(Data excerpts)

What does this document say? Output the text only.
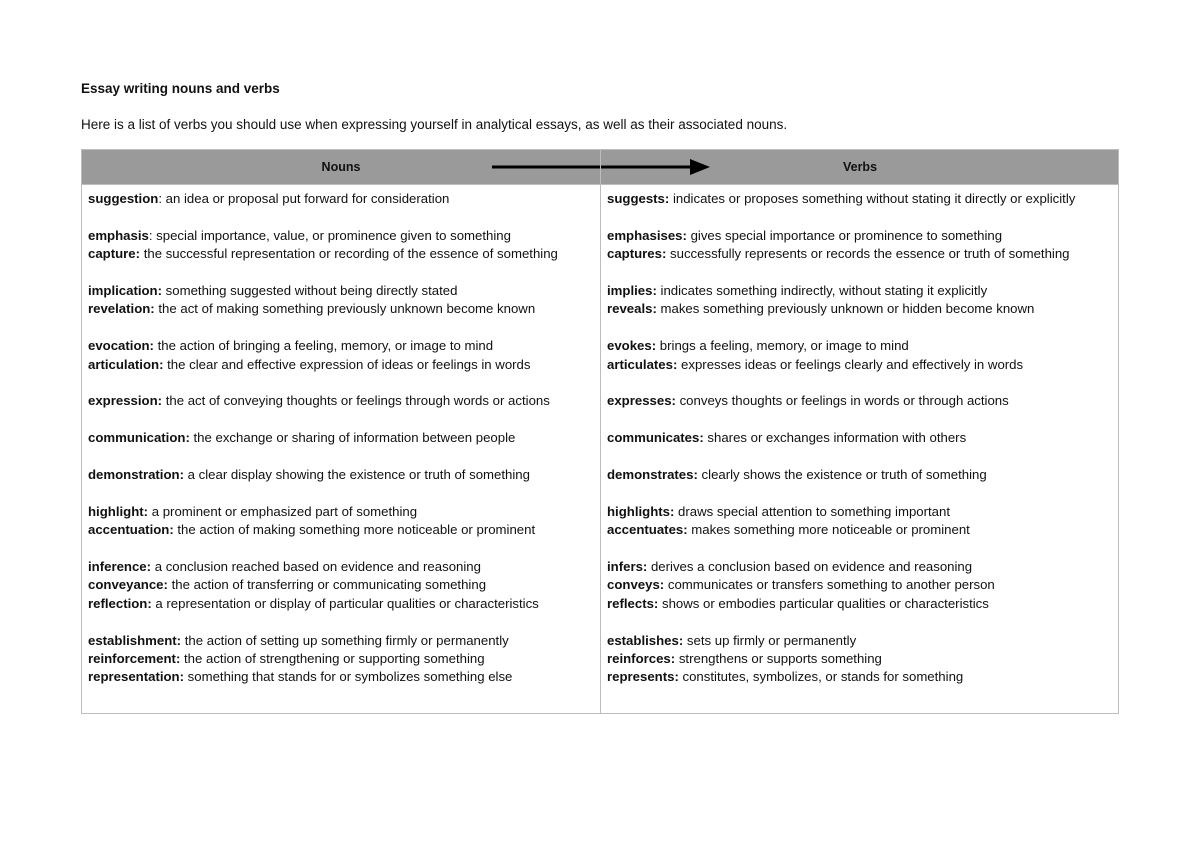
Essay writing nouns and verbs

Here is a list of verbs you should use when expressing yourself in analytical essays, as well as their associated nouns.

Nouns	Verbs
suggestion: an idea or proposal put forward for consideration
emphasis: special importance, value, or prominence given to something
capture: the successful representation or recording of the essence of something
implication: something suggested without being directly stated
revelation: the act of making something previously unknown become known
evocation: the action of bringing a feeling, memory, or image to mind
articulation: the clear and effective expression of ideas or feelings in words
expression: the act of conveying thoughts or feelings through words or actions
communication: the exchange or sharing of information between people
demonstration: a clear display showing the existence or truth of something
highlight: a prominent or emphasized part of something
accentuation: the action of making something more noticeable or prominent
inference: a conclusion reached based on evidence and reasoning
conveyance: the action of transferring or communicating something
reflection: a representation or display of particular qualities or characteristics
establishment: the action of setting up something firmly or permanently
reinforcement: the action of strengthening or supporting something
representation: something that stands for or symbolizes something else
suggests: indicates or proposes something without stating it directly or explicitly
emphasises: gives special importance or prominence to something
captures: successfully represents or records the essence or truth of something
implies: indicates something indirectly, without stating it explicitly
reveals: makes something previously unknown or hidden become known
evokes: brings a feeling, memory, or image to mind
articulates: expresses ideas or feelings clearly and effectively in words
expresses: conveys thoughts or feelings in words or through actions
communicates: shares or exchanges information with others
demonstrates: clearly shows the existence or truth of something
highlights: draws special attention to something important
accentuates: makes something more noticeable or prominent
infers: derives a conclusion based on evidence and reasoning
conveys: communicates or transfers something to another person
reflects: shows or embodies particular qualities or characteristics
establishes: sets up firmly or permanently
reinforces: strengthens or supports something
represents: constitutes, symbolizes, or stands for something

• Set problem: Write out the listing above again, exactly, but with no pictures in the copy.

• Task answer:
What does this document say? Output the text only.
Essay writing nouns and verbs

Here is a list of verbs you should use when expressing yourself in analytical essays, as well as their associated nouns.

Nouns	Verbs
suggestion: an idea or proposal put forward for consideration
emphasis: special importance, value, or prominence given to something
capture: the successful representation or recording of the essence of something
implication: something suggested without being directly stated
revelation: the act of making something previously unknown become known
evocation: the action of bringing a feeling, memory, or image to mind
articulation: the clear and effective expression of ideas or feelings in words
expression: the act of conveying thoughts or feelings through words or actions
communication: the exchange or sharing of information between people
demonstration: a clear display showing the existence or truth of something
highlight: a prominent or emphasized part of something
accentuation: the action of making something more noticeable or prominent
inference: a conclusion reached based on evidence and reasoning
conveyance: the action of transferring or communicating something
reflection: a representation or display of particular qualities or characteristics
establishment: the action of setting up something firmly or permanently
reinforcement: the action of strengthening or supporting something
representation: something that stands for or symbolizes something else
suggests: indicates or proposes something without stating it directly or explicitly
emphasises: gives special importance or prominence to something
captures: successfully represents or records the essence or truth of something
implies: indicates something indirectly, without stating it explicitly
reveals: makes something previously unknown or hidden become known
evokes: brings a feeling, memory, or image to mind
articulates: expresses ideas or feelings clearly and effectively in words
expresses: conveys thoughts or feelings in words or through actions
communicates: shares or exchanges information with others
demonstrates: clearly shows the existence or truth of something
highlights: draws special attention to something important
accentuates: makes something more noticeable or prominent
infers: derives a conclusion based on evidence and reasoning
conveys: communicates or transfers something to another person
reflects: shows or embodies particular qualities or characteristics
establishes: sets up firmly or permanently
reinforces: strengthens or supports something
represents: constitutes, symbolizes, or stands for something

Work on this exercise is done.